»»

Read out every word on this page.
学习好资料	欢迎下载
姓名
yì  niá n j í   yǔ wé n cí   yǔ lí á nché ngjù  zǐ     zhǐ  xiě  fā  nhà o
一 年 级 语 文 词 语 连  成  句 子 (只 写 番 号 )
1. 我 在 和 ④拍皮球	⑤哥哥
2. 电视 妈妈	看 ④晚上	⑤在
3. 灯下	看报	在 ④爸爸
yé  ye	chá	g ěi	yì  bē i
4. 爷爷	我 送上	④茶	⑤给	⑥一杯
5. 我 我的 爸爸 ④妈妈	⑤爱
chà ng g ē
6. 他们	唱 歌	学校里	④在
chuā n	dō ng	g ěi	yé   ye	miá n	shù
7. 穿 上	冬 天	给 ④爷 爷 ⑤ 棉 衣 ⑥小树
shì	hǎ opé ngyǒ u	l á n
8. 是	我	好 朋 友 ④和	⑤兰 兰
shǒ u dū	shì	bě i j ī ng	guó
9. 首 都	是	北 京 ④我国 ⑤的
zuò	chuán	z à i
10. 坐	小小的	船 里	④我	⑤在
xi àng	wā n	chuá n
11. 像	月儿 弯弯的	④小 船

««

▶ WHAT YOU HAVE TO DO:
Please copy out each record, character for character.

▶ SOLUTION FOR THIS EXERCISE:
Read out every word on this page.
学习好资料	欢迎下载
姓名
yì  niá n j í   yǔ wé n cí   yǔ lí á nché ngjù  zǐ     zhǐ  xiě  fā  nhà o
一 年 级 语 文 词 语 连  成  句 子 (只 写 番 号 )
1. 我 在 和 ④拍皮球	⑤哥哥
2. 电视 妈妈	看 ④晚上	⑤在
3. 灯下	看报	在 ④爸爸
yé  ye	chá	g ěi	yì  bē i
4. 爷爷	我 送上	④茶	⑤给	⑥一杯
5. 我 我的 爸爸 ④妈妈	⑤爱
chà ng g ē
6. 他们	唱 歌	学校里	④在
chuā n	dō ng	g ěi	yé   ye	miá n	shù
7. 穿 上	冬 天	给 ④爷 爷 ⑤ 棉 衣 ⑥小树
shì	hǎ opé ngyǒ u	l á n
8. 是	我	好 朋 友 ④和	⑤兰 兰
shǒ u dū	shì	bě i j ī ng	guó
9. 首 都	是	北 京 ④我国 ⑤的
zuò	chuán	z à i
10. 坐	小小的	船 里	④我	⑤在
xi àng	wā n	chuá n
11. 像	月儿 弯弯的	④小 船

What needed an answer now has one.